Region and label listings:

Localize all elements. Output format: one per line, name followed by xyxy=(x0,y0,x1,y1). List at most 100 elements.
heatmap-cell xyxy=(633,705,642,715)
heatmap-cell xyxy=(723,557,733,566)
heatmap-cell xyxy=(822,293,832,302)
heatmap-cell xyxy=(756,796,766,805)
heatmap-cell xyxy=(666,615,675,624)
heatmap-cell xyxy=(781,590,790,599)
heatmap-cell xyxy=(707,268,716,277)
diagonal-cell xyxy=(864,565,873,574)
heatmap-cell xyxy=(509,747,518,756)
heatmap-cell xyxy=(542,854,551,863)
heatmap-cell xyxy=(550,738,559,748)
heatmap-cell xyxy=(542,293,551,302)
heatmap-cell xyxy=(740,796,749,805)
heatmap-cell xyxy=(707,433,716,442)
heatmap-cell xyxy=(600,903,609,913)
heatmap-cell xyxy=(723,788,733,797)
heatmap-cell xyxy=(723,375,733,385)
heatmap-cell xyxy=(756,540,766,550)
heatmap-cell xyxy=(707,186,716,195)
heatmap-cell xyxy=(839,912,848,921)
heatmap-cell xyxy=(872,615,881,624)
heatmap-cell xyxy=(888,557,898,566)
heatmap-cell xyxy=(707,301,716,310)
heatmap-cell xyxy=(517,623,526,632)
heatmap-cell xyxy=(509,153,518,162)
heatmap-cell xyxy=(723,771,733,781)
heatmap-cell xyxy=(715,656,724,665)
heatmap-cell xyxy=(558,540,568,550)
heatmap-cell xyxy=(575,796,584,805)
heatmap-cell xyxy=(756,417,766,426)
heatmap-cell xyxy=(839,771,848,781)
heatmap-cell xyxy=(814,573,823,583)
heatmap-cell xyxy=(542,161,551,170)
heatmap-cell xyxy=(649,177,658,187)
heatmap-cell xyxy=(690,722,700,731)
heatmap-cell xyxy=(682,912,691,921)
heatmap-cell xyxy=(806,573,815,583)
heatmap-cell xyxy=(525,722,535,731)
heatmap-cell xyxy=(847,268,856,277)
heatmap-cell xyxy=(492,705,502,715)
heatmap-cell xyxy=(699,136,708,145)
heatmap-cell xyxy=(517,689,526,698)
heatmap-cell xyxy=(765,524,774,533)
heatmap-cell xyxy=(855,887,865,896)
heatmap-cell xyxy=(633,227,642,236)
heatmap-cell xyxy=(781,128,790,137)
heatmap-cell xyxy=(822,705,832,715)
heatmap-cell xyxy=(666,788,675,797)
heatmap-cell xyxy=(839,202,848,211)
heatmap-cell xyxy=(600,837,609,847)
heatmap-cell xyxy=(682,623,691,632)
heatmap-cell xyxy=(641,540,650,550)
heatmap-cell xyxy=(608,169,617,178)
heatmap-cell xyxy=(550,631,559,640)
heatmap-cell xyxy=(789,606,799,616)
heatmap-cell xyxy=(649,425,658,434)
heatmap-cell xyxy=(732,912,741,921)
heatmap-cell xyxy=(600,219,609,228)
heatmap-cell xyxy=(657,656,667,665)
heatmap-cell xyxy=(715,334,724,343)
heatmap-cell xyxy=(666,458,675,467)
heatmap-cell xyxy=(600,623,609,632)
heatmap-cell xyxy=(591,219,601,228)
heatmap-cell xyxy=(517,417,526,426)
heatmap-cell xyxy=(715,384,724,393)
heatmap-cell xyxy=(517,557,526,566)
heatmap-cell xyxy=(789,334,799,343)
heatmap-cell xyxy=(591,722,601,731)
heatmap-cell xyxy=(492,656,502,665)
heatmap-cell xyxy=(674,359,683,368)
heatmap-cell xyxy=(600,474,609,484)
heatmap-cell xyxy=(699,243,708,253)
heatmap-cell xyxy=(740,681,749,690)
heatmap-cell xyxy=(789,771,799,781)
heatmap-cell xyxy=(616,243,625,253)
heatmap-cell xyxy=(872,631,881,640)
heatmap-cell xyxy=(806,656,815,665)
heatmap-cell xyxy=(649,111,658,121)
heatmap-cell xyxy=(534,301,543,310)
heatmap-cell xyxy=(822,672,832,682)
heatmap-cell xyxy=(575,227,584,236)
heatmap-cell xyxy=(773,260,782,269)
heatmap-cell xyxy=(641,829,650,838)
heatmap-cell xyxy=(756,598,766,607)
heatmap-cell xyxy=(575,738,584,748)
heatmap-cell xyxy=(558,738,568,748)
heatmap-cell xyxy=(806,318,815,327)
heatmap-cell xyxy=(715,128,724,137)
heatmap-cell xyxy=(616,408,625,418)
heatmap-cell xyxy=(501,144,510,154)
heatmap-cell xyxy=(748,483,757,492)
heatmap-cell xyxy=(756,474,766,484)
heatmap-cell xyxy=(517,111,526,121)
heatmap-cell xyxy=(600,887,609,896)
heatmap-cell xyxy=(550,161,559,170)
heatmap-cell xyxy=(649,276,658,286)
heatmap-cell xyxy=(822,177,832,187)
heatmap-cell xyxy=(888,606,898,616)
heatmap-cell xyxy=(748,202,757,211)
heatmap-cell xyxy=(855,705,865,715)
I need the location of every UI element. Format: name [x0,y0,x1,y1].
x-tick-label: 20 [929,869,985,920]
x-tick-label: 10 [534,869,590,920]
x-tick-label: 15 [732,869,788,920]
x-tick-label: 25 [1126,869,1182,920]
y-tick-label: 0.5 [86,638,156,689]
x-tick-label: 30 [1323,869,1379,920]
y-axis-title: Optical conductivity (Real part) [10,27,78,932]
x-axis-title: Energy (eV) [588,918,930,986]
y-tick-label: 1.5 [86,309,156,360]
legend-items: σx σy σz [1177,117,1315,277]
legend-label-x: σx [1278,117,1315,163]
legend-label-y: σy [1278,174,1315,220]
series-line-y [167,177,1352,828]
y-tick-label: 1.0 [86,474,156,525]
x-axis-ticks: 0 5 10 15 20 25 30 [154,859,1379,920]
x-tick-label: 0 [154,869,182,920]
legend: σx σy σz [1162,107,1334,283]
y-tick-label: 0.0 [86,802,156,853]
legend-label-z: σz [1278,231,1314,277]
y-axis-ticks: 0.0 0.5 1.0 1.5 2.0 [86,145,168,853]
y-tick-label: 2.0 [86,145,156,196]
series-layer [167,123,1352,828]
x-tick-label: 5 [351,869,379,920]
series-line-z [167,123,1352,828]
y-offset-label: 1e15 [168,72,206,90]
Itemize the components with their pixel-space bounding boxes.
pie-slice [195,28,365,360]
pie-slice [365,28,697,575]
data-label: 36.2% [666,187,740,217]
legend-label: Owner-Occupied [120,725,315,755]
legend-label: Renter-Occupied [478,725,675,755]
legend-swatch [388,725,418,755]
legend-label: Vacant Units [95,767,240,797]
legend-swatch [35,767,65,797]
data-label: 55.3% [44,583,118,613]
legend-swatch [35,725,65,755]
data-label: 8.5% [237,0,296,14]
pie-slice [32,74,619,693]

**What is expected:**
Give every line of the items above as a single numbered list, leaving out any blank lines.

**Answer to this problem:**
1. Localize all elements. Output format: one per line, name followed by xyxy=(x0,y0,x1,y1). List at most 100 elements.
2. heatmap-cell xyxy=(633,705,642,715)
3. heatmap-cell xyxy=(723,557,733,566)
4. heatmap-cell xyxy=(822,293,832,302)
5. heatmap-cell xyxy=(756,796,766,805)
6. heatmap-cell xyxy=(666,615,675,624)
7. heatmap-cell xyxy=(781,590,790,599)
8. heatmap-cell xyxy=(707,268,716,277)
9. diagonal-cell xyxy=(864,565,873,574)
10. heatmap-cell xyxy=(509,747,518,756)
11. heatmap-cell xyxy=(542,854,551,863)
12. heatmap-cell xyxy=(550,738,559,748)
13. heatmap-cell xyxy=(542,293,551,302)
14. heatmap-cell xyxy=(740,796,749,805)
15. heatmap-cell xyxy=(707,433,716,442)
16. heatmap-cell xyxy=(600,903,609,913)
17. heatmap-cell xyxy=(723,788,733,797)
18. heatmap-cell xyxy=(723,375,733,385)
19. heatmap-cell xyxy=(756,540,766,550)
20. heatmap-cell xyxy=(707,186,716,195)
21. heatmap-cell xyxy=(839,912,848,921)
22. heatmap-cell xyxy=(872,615,881,624)
23. heatmap-cell xyxy=(888,557,898,566)
24. heatmap-cell xyxy=(707,301,716,310)
25. heatmap-cell xyxy=(517,623,526,632)
26. heatmap-cell xyxy=(509,153,518,162)
27. heatmap-cell xyxy=(723,771,733,781)
28. heatmap-cell xyxy=(715,656,724,665)
29. heatmap-cell xyxy=(558,540,568,550)
30. heatmap-cell xyxy=(575,796,584,805)
31. heatmap-cell xyxy=(756,417,766,426)
32. heatmap-cell xyxy=(839,771,848,781)
33. heatmap-cell xyxy=(814,573,823,583)
34. heatmap-cell xyxy=(542,161,551,170)
35. heatmap-cell xyxy=(649,177,658,187)
36. heatmap-cell xyxy=(690,722,700,731)
37. heatmap-cell xyxy=(682,912,691,921)
38. heatmap-cell xyxy=(806,573,815,583)
39. heatmap-cell xyxy=(525,722,535,731)
40. heatmap-cell xyxy=(847,268,856,277)
41. heatmap-cell xyxy=(492,705,502,715)
42. heatmap-cell xyxy=(699,136,708,145)
43. heatmap-cell xyxy=(517,689,526,698)
44. heatmap-cell xyxy=(765,524,774,533)
45. heatmap-cell xyxy=(855,887,865,896)
46. heatmap-cell xyxy=(633,227,642,236)
47. heatmap-cell xyxy=(781,128,790,137)
48. heatmap-cell xyxy=(822,705,832,715)
49. heatmap-cell xyxy=(666,788,675,797)
50. heatmap-cell xyxy=(839,202,848,211)
51. heatmap-cell xyxy=(600,837,609,847)
52. heatmap-cell xyxy=(682,623,691,632)
53. heatmap-cell xyxy=(641,540,650,550)
54. heatmap-cell xyxy=(608,169,617,178)
55. heatmap-cell xyxy=(550,631,559,640)
56. heatmap-cell xyxy=(789,606,799,616)
57. heatmap-cell xyxy=(649,425,658,434)
58. heatmap-cell xyxy=(732,912,741,921)
59. heatmap-cell xyxy=(600,219,609,228)
60. heatmap-cell xyxy=(657,656,667,665)
61. heatmap-cell xyxy=(715,334,724,343)
62. heatmap-cell xyxy=(666,458,675,467)
63. heatmap-cell xyxy=(600,623,609,632)
64. heatmap-cell xyxy=(591,219,601,228)
65. heatmap-cell xyxy=(517,417,526,426)
66. heatmap-cell xyxy=(715,384,724,393)
67. heatmap-cell xyxy=(517,557,526,566)
68. heatmap-cell xyxy=(789,334,799,343)
69. heatmap-cell xyxy=(591,722,601,731)
70. heatmap-cell xyxy=(492,656,502,665)
71. heatmap-cell xyxy=(674,359,683,368)
72. heatmap-cell xyxy=(600,474,609,484)
73. heatmap-cell xyxy=(699,243,708,253)
74. heatmap-cell xyxy=(740,681,749,690)
75. heatmap-cell xyxy=(789,771,799,781)
76. heatmap-cell xyxy=(616,243,625,253)
77. heatmap-cell xyxy=(872,631,881,640)
78. heatmap-cell xyxy=(806,656,815,665)
79. heatmap-cell xyxy=(649,111,658,121)
80. heatmap-cell xyxy=(534,301,543,310)
81. heatmap-cell xyxy=(822,672,832,682)
82. heatmap-cell xyxy=(575,227,584,236)
83. heatmap-cell xyxy=(773,260,782,269)
84. heatmap-cell xyxy=(641,829,650,838)
85. heatmap-cell xyxy=(756,598,766,607)
86. heatmap-cell xyxy=(575,738,584,748)
87. heatmap-cell xyxy=(558,738,568,748)
88. heatmap-cell xyxy=(806,318,815,327)
89. heatmap-cell xyxy=(715,128,724,137)
90. heatmap-cell xyxy=(616,408,625,418)
91. heatmap-cell xyxy=(501,144,510,154)
92. heatmap-cell xyxy=(748,483,757,492)
93. heatmap-cell xyxy=(756,474,766,484)
94. heatmap-cell xyxy=(517,111,526,121)
95. heatmap-cell xyxy=(600,887,609,896)
96. heatmap-cell xyxy=(550,161,559,170)
97. heatmap-cell xyxy=(649,276,658,286)
98. heatmap-cell xyxy=(822,177,832,187)
99. heatmap-cell xyxy=(888,606,898,616)
100. heatmap-cell xyxy=(748,202,757,211)
101. heatmap-cell xyxy=(855,705,865,715)
102. I need the location of every UI element. Format: name [x0,y0,x1,y1].
103. x-tick-label: 20 [929,869,985,920]
104. x-tick-label: 10 [534,869,590,920]
105. x-tick-label: 15 [732,869,788,920]
106. x-tick-label: 25 [1126,869,1182,920]
107. y-tick-label: 0.5 [86,638,156,689]
108. x-tick-label: 30 [1323,869,1379,920]
109. y-axis-title: Optical conductivity (Real part) [10,27,78,932]
110. x-axis-title: Energy (eV) [588,918,930,986]
111. y-tick-label: 1.5 [86,309,156,360]
112. legend-items: σx σy σz [1177,117,1315,277]
113. legend-label-x: σx [1278,117,1315,163]
114. legend-label-y: σy [1278,174,1315,220]
115. series-line-y [167,177,1352,828]
116. y-tick-label: 1.0 [86,474,156,525]
117. x-axis-ticks: 0 5 10 15 20 25 30 [154,859,1379,920]
118. x-tick-label: 0 [154,869,182,920]
119. legend: σx σy σz [1162,107,1334,283]
120. y-tick-label: 0.0 [86,802,156,853]
121. legend-label-z: σz [1278,231,1314,277]
122. y-axis-ticks: 0.0 0.5 1.0 1.5 2.0 [86,145,168,853]
123. y-tick-label: 2.0 [86,145,156,196]
124. series-layer [167,123,1352,828]
125. x-tick-label: 5 [351,869,379,920]
126. series-line-z [167,123,1352,828]
127. y-offset-label: 1e15 [168,72,206,90]
128. Itemize the components with their pixel-space bounding boxes.
129. pie-slice [195,28,365,360]
130. pie-slice [365,28,697,575]
131. data-label: 36.2% [666,187,740,217]
132. legend-label: Owner-Occupied [120,725,315,755]
133. legend-label: Renter-Occupied [478,725,675,755]
134. legend-swatch [388,725,418,755]
135. legend-label: Vacant Units [95,767,240,797]
136. legend-swatch [35,767,65,797]
137. data-label: 55.3% [44,583,118,613]
138. legend-swatch [35,725,65,755]
139. data-label: 8.5% [237,0,296,14]
140. pie-slice [32,74,619,693]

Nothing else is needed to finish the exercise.